_WORK INSTRUCTIONS_
Make a verbatim copy of the entries below; pictures stay out.
--*--
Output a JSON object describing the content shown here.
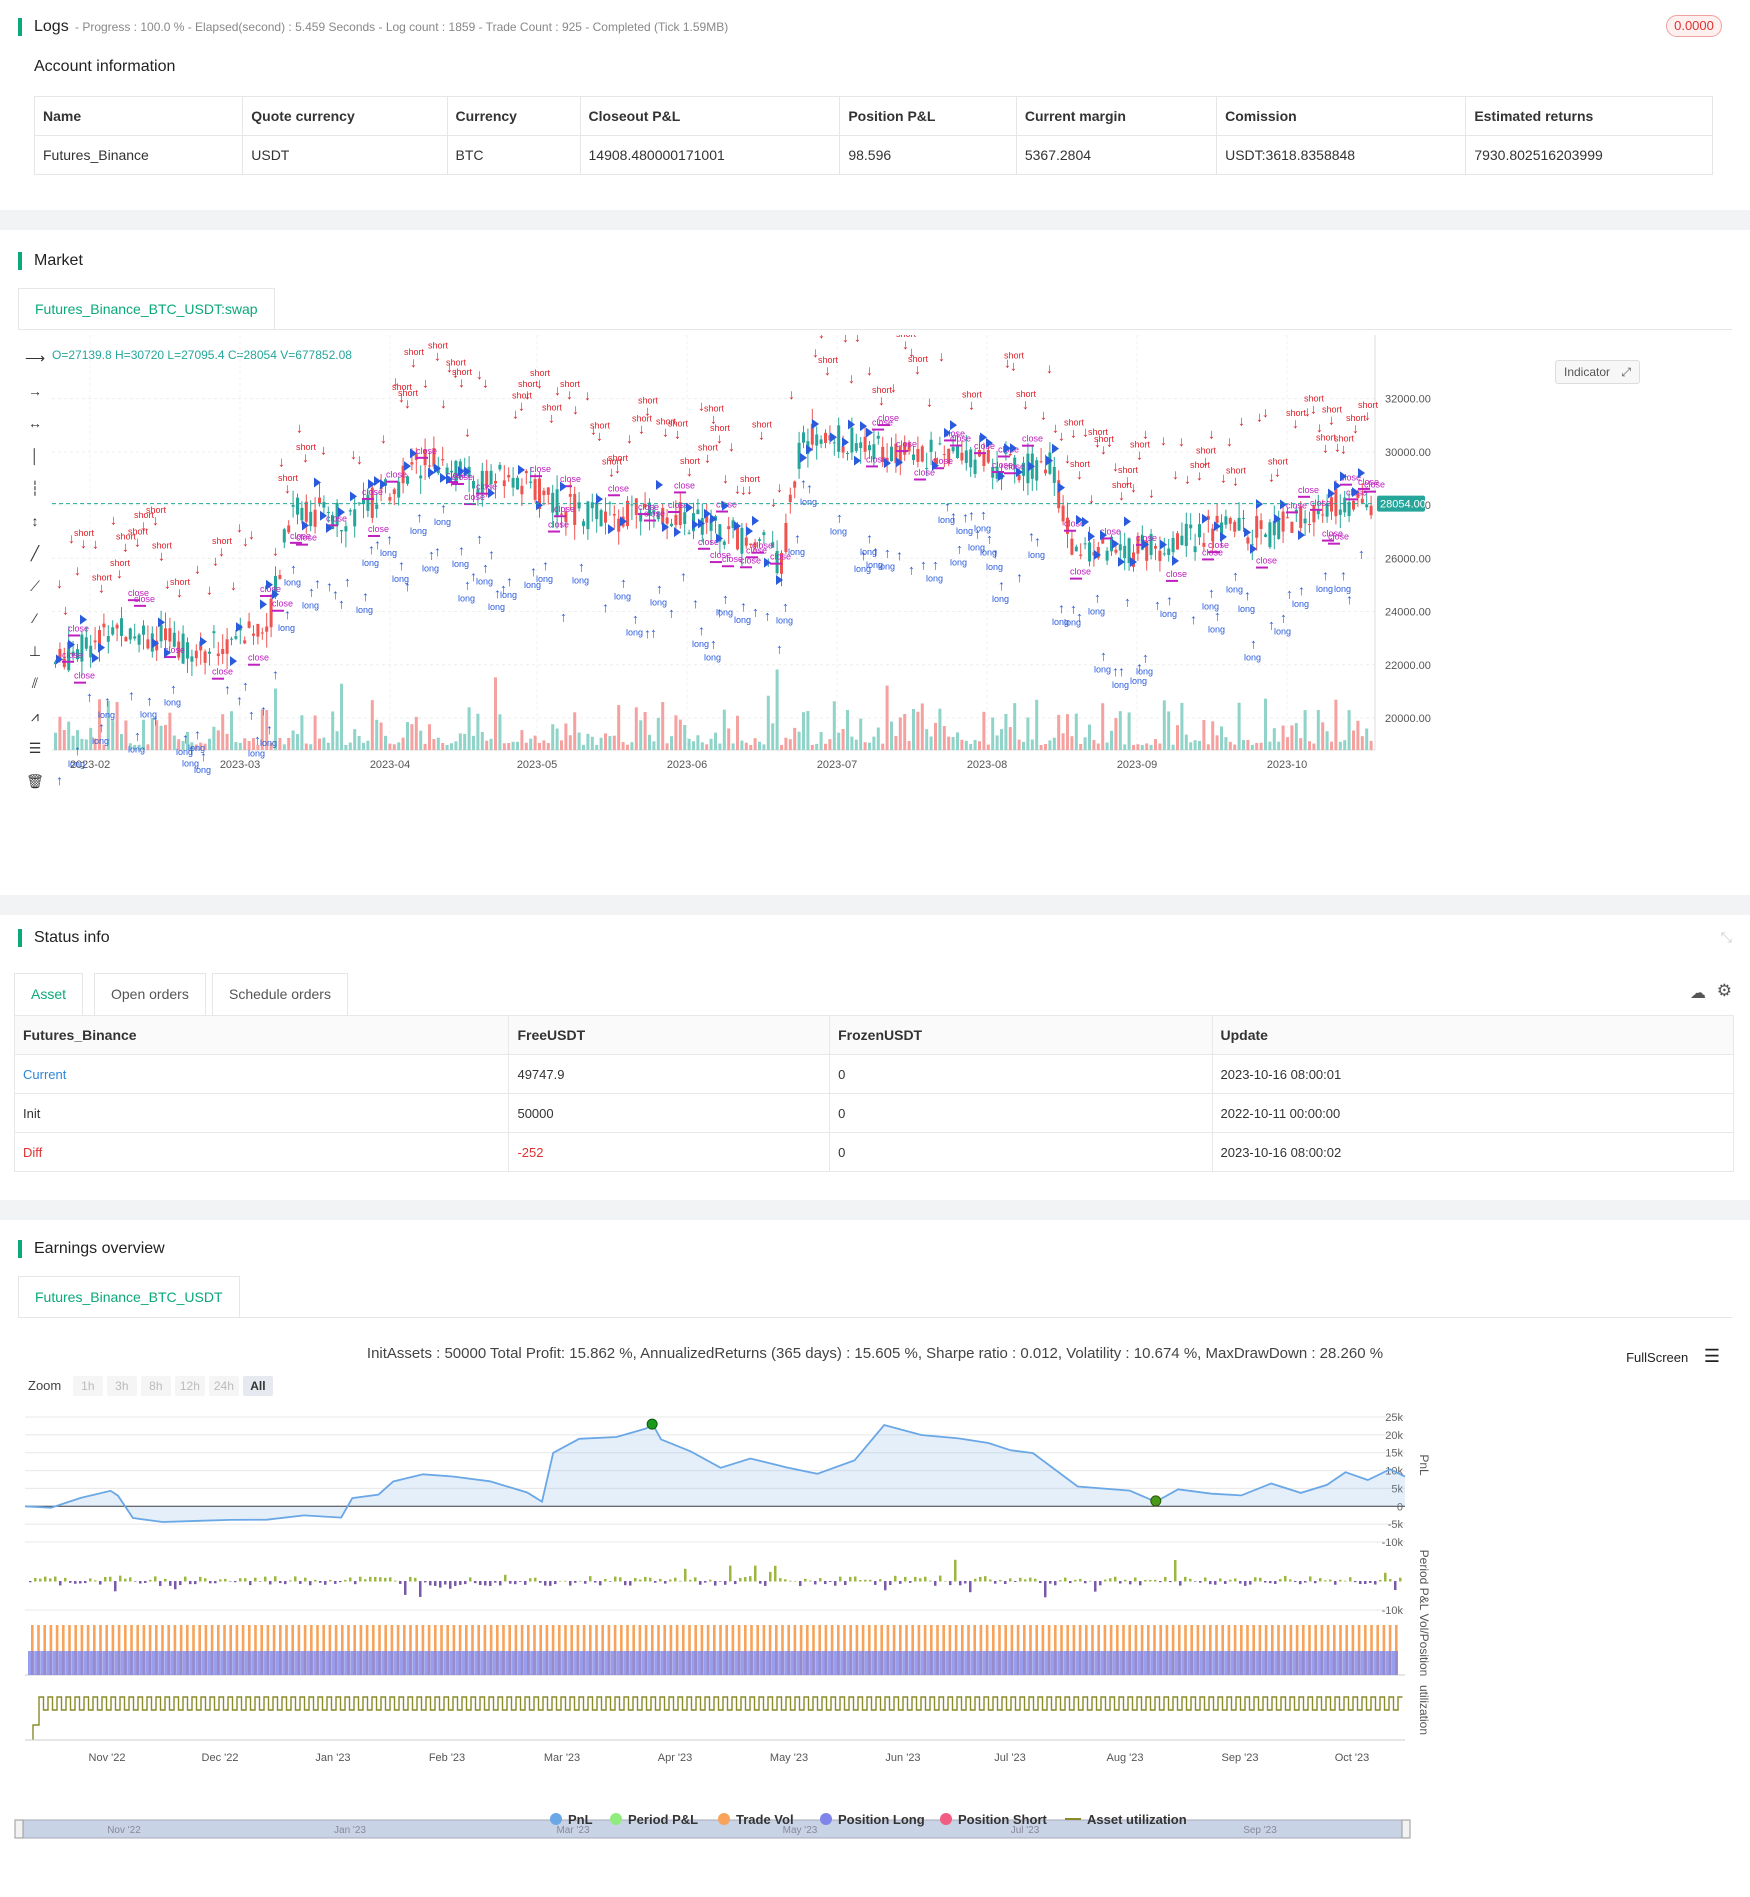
{
  "logs": {
    "title": "Logs",
    "summary": "- Progress : 100.0 % - Elapsed(second) : 5.459 Seconds - Log count : 1859 - Trade Count : 925 - Completed (Tick 1.59MB)",
    "badge": "0.0000"
  },
  "account": {
    "heading": "Account information",
    "columns": [
      "Name",
      "Quote currency",
      "Currency",
      "Closeout P&L",
      "Position P&L",
      "Current margin",
      "Comission",
      "Estimated returns"
    ],
    "row": [
      "Futures_Binance",
      "USDT",
      "BTC",
      "14908.480000171001",
      "98.596",
      "5367.2804",
      "USDT:3618.8358848",
      "7930.802516203999"
    ]
  },
  "market": {
    "title": "Market",
    "tab": "Futures_Binance_BTC_USDT:swap",
    "ohlc": "O=27139.8 H=30720 L=27095.4 C=28054 V=677852.08",
    "indicator_btn": "Indicator",
    "price_tag": "28054.00",
    "y_ticks": [
      "32000.00",
      "30000.00",
      "28000.00",
      "26000.00",
      "24000.00",
      "22000.00",
      "20000.00"
    ],
    "x_ticks": [
      "2023-02",
      "2023-03",
      "2023-04",
      "2023-05",
      "2023-06",
      "2023-07",
      "2023-08",
      "2023-09",
      "2023-10"
    ]
  },
  "status": {
    "title": "Status info",
    "tabs": [
      "Asset",
      "Open orders",
      "Schedule orders"
    ],
    "columns": [
      "Futures_Binance",
      "FreeUSDT",
      "FrozenUSDT",
      "Update"
    ],
    "rows": [
      [
        "Current",
        "49747.9",
        "0",
        "2023-10-16 08:00:01"
      ],
      [
        "Init",
        "50000",
        "0",
        "2022-10-11 00:00:00"
      ],
      [
        "Diff",
        "-252",
        "0",
        "2023-10-16 08:00:02"
      ]
    ]
  },
  "earnings": {
    "title": "Earnings overview",
    "tab": "Futures_Binance_BTC_USDT",
    "summary": "InitAssets : 50000 Total Profit: 15.862 %, AnnualizedReturns (365 days) : 15.605 %, Sharpe ratio : 0.012, Volatility : 10.674 %, MaxDrawDown : 28.260 %",
    "fullscreen": "FullScreen",
    "zoom_label": "Zoom",
    "zoom": [
      "1h",
      "3h",
      "8h",
      "12h",
      "24h",
      "All"
    ],
    "pnl_ticks": [
      "25k",
      "20k",
      "15k",
      "10k",
      "5k",
      "0",
      "-5k",
      "-10k"
    ],
    "period_tick": "-10k",
    "axis_labels": [
      "PnL",
      "Period P&L",
      "Vol/Position",
      "utilization"
    ],
    "x_ticks": [
      "Nov '22",
      "Dec '22",
      "Jan '23",
      "Feb '23",
      "Mar '23",
      "Apr '23",
      "May '23",
      "Jun '23",
      "Jul '23",
      "Aug '23",
      "Sep '23",
      "Oct '23"
    ],
    "nav_ticks": [
      "Nov '22",
      "Jan '23",
      "Mar '23",
      "May '23",
      "Jul '23",
      "Sep '23"
    ],
    "legend": [
      {
        "label": "PnL",
        "color": "#6aa7e6"
      },
      {
        "label": "Period P&L",
        "color": "#90ed7d"
      },
      {
        "label": "Trade Vol",
        "color": "#f7a35c"
      },
      {
        "label": "Position Long",
        "color": "#8085e9"
      },
      {
        "label": "Position Short",
        "color": "#f15c80"
      },
      {
        "label": "Asset utilization",
        "color": "#8a8a2a"
      }
    ]
  }
}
--*--
_COMPLETE ANSWER_
Output a JSON object describing the content shown here.
{
  "logs": {
    "title": "Logs",
    "summary": "- Progress : 100.0 % - Elapsed(second) : 5.459 Seconds - Log count : 1859 - Trade Count : 925 - Completed (Tick 1.59MB)",
    "badge": "0.0000"
  },
  "account": {
    "heading": "Account information",
    "columns": [
      "Name",
      "Quote currency",
      "Currency",
      "Closeout P&L",
      "Position P&L",
      "Current margin",
      "Comission",
      "Estimated returns"
    ],
    "row": [
      "Futures_Binance",
      "USDT",
      "BTC",
      "14908.480000171001",
      "98.596",
      "5367.2804",
      "USDT:3618.8358848",
      "7930.802516203999"
    ]
  },
  "market": {
    "title": "Market",
    "tab": "Futures_Binance_BTC_USDT:swap",
    "ohlc": "O=27139.8 H=30720 L=27095.4 C=28054 V=677852.08",
    "indicator_btn": "Indicator",
    "price_tag": "28054.00",
    "y_ticks": [
      "32000.00",
      "30000.00",
      "28000.00",
      "26000.00",
      "24000.00",
      "22000.00",
      "20000.00"
    ],
    "x_ticks": [
      "2023-02",
      "2023-03",
      "2023-04",
      "2023-05",
      "2023-06",
      "2023-07",
      "2023-08",
      "2023-09",
      "2023-10"
    ]
  },
  "status": {
    "title": "Status info",
    "tabs": [
      "Asset",
      "Open orders",
      "Schedule orders"
    ],
    "columns": [
      "Futures_Binance",
      "FreeUSDT",
      "FrozenUSDT",
      "Update"
    ],
    "rows": [
      [
        "Current",
        "49747.9",
        "0",
        "2023-10-16 08:00:01"
      ],
      [
        "Init",
        "50000",
        "0",
        "2022-10-11 00:00:00"
      ],
      [
        "Diff",
        "-252",
        "0",
        "2023-10-16 08:00:02"
      ]
    ]
  },
  "earnings": {
    "title": "Earnings overview",
    "tab": "Futures_Binance_BTC_USDT",
    "summary": "InitAssets : 50000 Total Profit: 15.862 %, AnnualizedReturns (365 days) : 15.605 %, Sharpe ratio : 0.012, Volatility : 10.674 %, MaxDrawDown : 28.260 %",
    "fullscreen": "FullScreen",
    "zoom_label": "Zoom",
    "zoom": [
      "1h",
      "3h",
      "8h",
      "12h",
      "24h",
      "All"
    ],
    "pnl_ticks": [
      "25k",
      "20k",
      "15k",
      "10k",
      "5k",
      "0",
      "-5k",
      "-10k"
    ],
    "period_tick": "-10k",
    "axis_labels": [
      "PnL",
      "Period P&L",
      "Vol/Position",
      "utilization"
    ],
    "x_ticks": [
      "Nov '22",
      "Dec '22",
      "Jan '23",
      "Feb '23",
      "Mar '23",
      "Apr '23",
      "May '23",
      "Jun '23",
      "Jul '23",
      "Aug '23",
      "Sep '23",
      "Oct '23"
    ],
    "nav_ticks": [
      "Nov '22",
      "Jan '23",
      "Mar '23",
      "May '23",
      "Jul '23",
      "Sep '23"
    ],
    "legend": [
      {
        "label": "PnL",
        "color": "#6aa7e6"
      },
      {
        "label": "Period P&L",
        "color": "#90ed7d"
      },
      {
        "label": "Trade Vol",
        "color": "#f7a35c"
      },
      {
        "label": "Position Long",
        "color": "#8085e9"
      },
      {
        "label": "Position Short",
        "color": "#f15c80"
      },
      {
        "label": "Asset utilization",
        "color": "#8a8a2a"
      }
    ]
  }
}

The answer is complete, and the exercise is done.